> What you should do
Write the material out again exactly as it stands.

— BEGIN —

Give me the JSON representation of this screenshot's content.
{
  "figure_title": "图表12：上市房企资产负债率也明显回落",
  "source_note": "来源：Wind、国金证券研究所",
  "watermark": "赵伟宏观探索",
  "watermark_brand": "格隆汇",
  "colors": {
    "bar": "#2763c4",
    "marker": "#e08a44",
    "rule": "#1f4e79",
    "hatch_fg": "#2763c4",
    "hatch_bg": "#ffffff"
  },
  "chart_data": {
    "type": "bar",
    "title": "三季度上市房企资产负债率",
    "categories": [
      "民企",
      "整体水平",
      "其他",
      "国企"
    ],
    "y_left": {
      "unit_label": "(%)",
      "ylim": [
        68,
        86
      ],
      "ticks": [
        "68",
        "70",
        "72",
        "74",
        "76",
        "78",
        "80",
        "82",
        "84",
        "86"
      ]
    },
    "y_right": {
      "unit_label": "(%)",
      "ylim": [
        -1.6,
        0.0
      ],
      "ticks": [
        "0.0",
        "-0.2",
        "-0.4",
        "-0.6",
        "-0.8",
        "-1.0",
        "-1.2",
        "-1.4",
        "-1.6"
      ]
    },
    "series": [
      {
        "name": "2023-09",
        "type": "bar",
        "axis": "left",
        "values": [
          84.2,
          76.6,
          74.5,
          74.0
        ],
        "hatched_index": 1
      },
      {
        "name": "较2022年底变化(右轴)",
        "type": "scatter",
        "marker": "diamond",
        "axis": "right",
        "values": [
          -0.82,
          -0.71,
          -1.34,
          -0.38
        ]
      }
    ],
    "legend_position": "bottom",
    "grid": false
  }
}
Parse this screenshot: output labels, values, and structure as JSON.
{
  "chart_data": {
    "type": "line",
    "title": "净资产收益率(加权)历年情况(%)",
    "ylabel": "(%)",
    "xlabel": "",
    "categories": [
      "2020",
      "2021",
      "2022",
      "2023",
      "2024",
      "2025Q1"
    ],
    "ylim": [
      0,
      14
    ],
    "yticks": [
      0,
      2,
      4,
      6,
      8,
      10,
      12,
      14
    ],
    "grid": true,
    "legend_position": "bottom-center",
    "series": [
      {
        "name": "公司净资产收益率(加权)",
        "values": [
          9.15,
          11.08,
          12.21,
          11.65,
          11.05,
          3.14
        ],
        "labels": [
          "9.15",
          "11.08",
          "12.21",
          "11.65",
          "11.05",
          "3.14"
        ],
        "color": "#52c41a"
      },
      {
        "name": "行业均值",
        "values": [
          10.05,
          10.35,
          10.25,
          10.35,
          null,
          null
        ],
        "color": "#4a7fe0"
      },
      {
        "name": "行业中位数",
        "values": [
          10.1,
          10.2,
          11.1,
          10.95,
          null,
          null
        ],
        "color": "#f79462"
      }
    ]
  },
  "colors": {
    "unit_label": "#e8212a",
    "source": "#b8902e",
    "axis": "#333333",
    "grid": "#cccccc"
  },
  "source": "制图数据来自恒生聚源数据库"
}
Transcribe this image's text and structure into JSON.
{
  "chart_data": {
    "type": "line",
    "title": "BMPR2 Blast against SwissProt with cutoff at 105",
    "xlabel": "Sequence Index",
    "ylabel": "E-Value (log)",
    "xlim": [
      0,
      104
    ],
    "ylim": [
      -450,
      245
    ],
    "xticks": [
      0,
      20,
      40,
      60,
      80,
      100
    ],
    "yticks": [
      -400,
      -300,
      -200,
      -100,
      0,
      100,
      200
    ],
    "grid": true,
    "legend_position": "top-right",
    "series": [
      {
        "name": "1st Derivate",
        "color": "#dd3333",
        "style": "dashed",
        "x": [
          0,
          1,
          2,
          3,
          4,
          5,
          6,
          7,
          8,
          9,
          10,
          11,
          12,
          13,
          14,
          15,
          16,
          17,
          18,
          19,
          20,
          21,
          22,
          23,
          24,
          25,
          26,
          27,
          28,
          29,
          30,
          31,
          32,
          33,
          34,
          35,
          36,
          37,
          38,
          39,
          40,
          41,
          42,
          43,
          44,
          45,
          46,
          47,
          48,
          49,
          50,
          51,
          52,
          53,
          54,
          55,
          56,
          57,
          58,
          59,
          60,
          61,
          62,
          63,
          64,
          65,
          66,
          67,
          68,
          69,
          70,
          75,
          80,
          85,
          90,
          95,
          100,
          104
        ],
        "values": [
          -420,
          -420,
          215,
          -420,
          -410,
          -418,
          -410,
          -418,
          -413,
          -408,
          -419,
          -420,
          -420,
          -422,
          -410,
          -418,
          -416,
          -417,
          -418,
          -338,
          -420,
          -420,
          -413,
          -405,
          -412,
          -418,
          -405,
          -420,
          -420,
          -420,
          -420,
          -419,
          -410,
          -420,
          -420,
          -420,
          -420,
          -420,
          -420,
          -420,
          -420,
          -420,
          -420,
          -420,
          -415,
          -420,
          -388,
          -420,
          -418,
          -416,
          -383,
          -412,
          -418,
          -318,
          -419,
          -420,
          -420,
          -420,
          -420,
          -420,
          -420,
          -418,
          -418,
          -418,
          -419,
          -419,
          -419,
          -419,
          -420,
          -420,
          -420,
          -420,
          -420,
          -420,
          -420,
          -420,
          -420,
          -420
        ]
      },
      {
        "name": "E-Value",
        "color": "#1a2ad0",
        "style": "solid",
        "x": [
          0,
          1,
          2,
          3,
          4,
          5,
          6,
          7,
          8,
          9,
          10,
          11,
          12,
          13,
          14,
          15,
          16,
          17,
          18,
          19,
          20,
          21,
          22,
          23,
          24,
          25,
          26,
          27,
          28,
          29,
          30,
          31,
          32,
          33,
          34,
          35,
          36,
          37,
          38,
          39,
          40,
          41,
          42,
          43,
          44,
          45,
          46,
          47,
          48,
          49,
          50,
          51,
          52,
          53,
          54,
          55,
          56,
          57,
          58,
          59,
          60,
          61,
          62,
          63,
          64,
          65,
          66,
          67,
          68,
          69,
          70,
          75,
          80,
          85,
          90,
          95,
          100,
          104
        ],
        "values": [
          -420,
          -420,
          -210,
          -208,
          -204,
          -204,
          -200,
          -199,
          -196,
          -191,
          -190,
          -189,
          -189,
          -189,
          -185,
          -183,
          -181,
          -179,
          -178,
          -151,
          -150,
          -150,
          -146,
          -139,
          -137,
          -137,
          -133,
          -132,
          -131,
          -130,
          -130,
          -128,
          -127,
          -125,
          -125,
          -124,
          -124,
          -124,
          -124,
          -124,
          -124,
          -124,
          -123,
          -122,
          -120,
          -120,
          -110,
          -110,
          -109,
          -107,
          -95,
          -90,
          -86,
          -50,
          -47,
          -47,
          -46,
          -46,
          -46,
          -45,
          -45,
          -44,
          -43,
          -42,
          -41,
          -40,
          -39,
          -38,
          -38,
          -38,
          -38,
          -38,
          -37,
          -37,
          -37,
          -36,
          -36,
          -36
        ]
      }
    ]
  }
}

— END —

> Reply
Give me the JSON representation of this screenshot's content.
{
  "figure_title": "图表12：上市房企资产负债率也明显回落",
  "source_note": "来源：Wind、国金证券研究所",
  "watermark": "赵伟宏观探索",
  "watermark_brand": "格隆汇",
  "colors": {
    "bar": "#2763c4",
    "marker": "#e08a44",
    "rule": "#1f4e79",
    "hatch_fg": "#2763c4",
    "hatch_bg": "#ffffff"
  },
  "chart_data": {
    "type": "bar",
    "title": "三季度上市房企资产负债率",
    "categories": [
      "民企",
      "整体水平",
      "其他",
      "国企"
    ],
    "y_left": {
      "unit_label": "(%)",
      "ylim": [
        68,
        86
      ],
      "ticks": [
        "68",
        "70",
        "72",
        "74",
        "76",
        "78",
        "80",
        "82",
        "84",
        "86"
      ]
    },
    "y_right": {
      "unit_label": "(%)",
      "ylim": [
        -1.6,
        0.0
      ],
      "ticks": [
        "0.0",
        "-0.2",
        "-0.4",
        "-0.6",
        "-0.8",
        "-1.0",
        "-1.2",
        "-1.4",
        "-1.6"
      ]
    },
    "series": [
      {
        "name": "2023-09",
        "type": "bar",
        "axis": "left",
        "values": [
          84.2,
          76.6,
          74.5,
          74.0
        ],
        "hatched_index": 1
      },
      {
        "name": "较2022年底变化(右轴)",
        "type": "scatter",
        "marker": "diamond",
        "axis": "right",
        "values": [
          -0.82,
          -0.71,
          -1.34,
          -0.38
        ]
      }
    ],
    "legend_position": "bottom",
    "grid": false
  }
}
Parse this screenshot: output labels, values, and structure as JSON.
{
  "chart_data": {
    "type": "line",
    "title": "净资产收益率(加权)历年情况(%)",
    "ylabel": "(%)",
    "xlabel": "",
    "categories": [
      "2020",
      "2021",
      "2022",
      "2023",
      "2024",
      "2025Q1"
    ],
    "ylim": [
      0,
      14
    ],
    "yticks": [
      0,
      2,
      4,
      6,
      8,
      10,
      12,
      14
    ],
    "grid": true,
    "legend_position": "bottom-center",
    "series": [
      {
        "name": "公司净资产收益率(加权)",
        "values": [
          9.15,
          11.08,
          12.21,
          11.65,
          11.05,
          3.14
        ],
        "labels": [
          "9.15",
          "11.08",
          "12.21",
          "11.65",
          "11.05",
          "3.14"
        ],
        "color": "#52c41a"
      },
      {
        "name": "行业均值",
        "values": [
          10.05,
          10.35,
          10.25,
          10.35,
          null,
          null
        ],
        "color": "#4a7fe0"
      },
      {
        "name": "行业中位数",
        "values": [
          10.1,
          10.2,
          11.1,
          10.95,
          null,
          null
        ],
        "color": "#f79462"
      }
    ]
  },
  "colors": {
    "unit_label": "#e8212a",
    "source": "#b8902e",
    "axis": "#333333",
    "grid": "#cccccc"
  },
  "source": "制图数据来自恒生聚源数据库"
}
Transcribe this image's text and structure into JSON.
{
  "chart_data": {
    "type": "line",
    "title": "BMPR2 Blast against SwissProt with cutoff at 105",
    "xlabel": "Sequence Index",
    "ylabel": "E-Value (log)",
    "xlim": [
      0,
      104
    ],
    "ylim": [
      -450,
      245
    ],
    "xticks": [
      0,
      20,
      40,
      60,
      80,
      100
    ],
    "yticks": [
      -400,
      -300,
      -200,
      -100,
      0,
      100,
      200
    ],
    "grid": true,
    "legend_position": "top-right",
    "series": [
      {
        "name": "1st Derivate",
        "color": "#dd3333",
        "style": "dashed",
        "x": [
          0,
          1,
          2,
          3,
          4,
          5,
          6,
          7,
          8,
          9,
          10,
          11,
          12,
          13,
          14,
          15,
          16,
          17,
          18,
          19,
          20,
          21,
          22,
          23,
          24,
          25,
          26,
          27,
          28,
          29,
          30,
          31,
          32,
          33,
          34,
          35,
          36,
          37,
          38,
          39,
          40,
          41,
          42,
          43,
          44,
          45,
          46,
          47,
          48,
          49,
          50,
          51,
          52,
          53,
          54,
          55,
          56,
          57,
          58,
          59,
          60,
          61,
          62,
          63,
          64,
          65,
          66,
          67,
          68,
          69,
          70,
          75,
          80,
          85,
          90,
          95,
          100,
          104
        ],
        "values": [
          -420,
          -420,
          215,
          -420,
          -410,
          -418,
          -410,
          -418,
          -413,
          -408,
          -419,
          -420,
          -420,
          -422,
          -410,
          -418,
          -416,
          -417,
          -418,
          -338,
          -420,
          -420,
          -413,
          -405,
          -412,
          -418,
          -405,
          -420,
          -420,
          -420,
          -420,
          -419,
          -410,
          -420,
          -420,
          -420,
          -420,
          -420,
          -420,
          -420,
          -420,
          -420,
          -420,
          -420,
          -415,
          -420,
          -388,
          -420,
          -418,
          -416,
          -383,
          -412,
          -418,
          -318,
          -419,
          -420,
          -420,
          -420,
          -420,
          -420,
          -420,
          -418,
          -418,
          -418,
          -419,
          -419,
          -419,
          -419,
          -420,
          -420,
          -420,
          -420,
          -420,
          -420,
          -420,
          -420,
          -420,
          -420
        ]
      },
      {
        "name": "E-Value",
        "color": "#1a2ad0",
        "style": "solid",
        "x": [
          0,
          1,
          2,
          3,
          4,
          5,
          6,
          7,
          8,
          9,
          10,
          11,
          12,
          13,
          14,
          15,
          16,
          17,
          18,
          19,
          20,
          21,
          22,
          23,
          24,
          25,
          26,
          27,
          28,
          29,
          30,
          31,
          32,
          33,
          34,
          35,
          36,
          37,
          38,
          39,
          40,
          41,
          42,
          43,
          44,
          45,
          46,
          47,
          48,
          49,
          50,
          51,
          52,
          53,
          54,
          55,
          56,
          57,
          58,
          59,
          60,
          61,
          62,
          63,
          64,
          65,
          66,
          67,
          68,
          69,
          70,
          75,
          80,
          85,
          90,
          95,
          100,
          104
        ],
        "values": [
          -420,
          -420,
          -210,
          -208,
          -204,
          -204,
          -200,
          -199,
          -196,
          -191,
          -190,
          -189,
          -189,
          -189,
          -185,
          -183,
          -181,
          -179,
          -178,
          -151,
          -150,
          -150,
          -146,
          -139,
          -137,
          -137,
          -133,
          -132,
          -131,
          -130,
          -130,
          -128,
          -127,
          -125,
          -125,
          -124,
          -124,
          -124,
          -124,
          -124,
          -124,
          -124,
          -123,
          -122,
          -120,
          -120,
          -110,
          -110,
          -109,
          -107,
          -95,
          -90,
          -86,
          -50,
          -47,
          -47,
          -46,
          -46,
          -46,
          -45,
          -45,
          -44,
          -43,
          -42,
          -41,
          -40,
          -39,
          -38,
          -38,
          -38,
          -38,
          -38,
          -37,
          -37,
          -37,
          -36,
          -36,
          -36
        ]
      }
    ]
  }
}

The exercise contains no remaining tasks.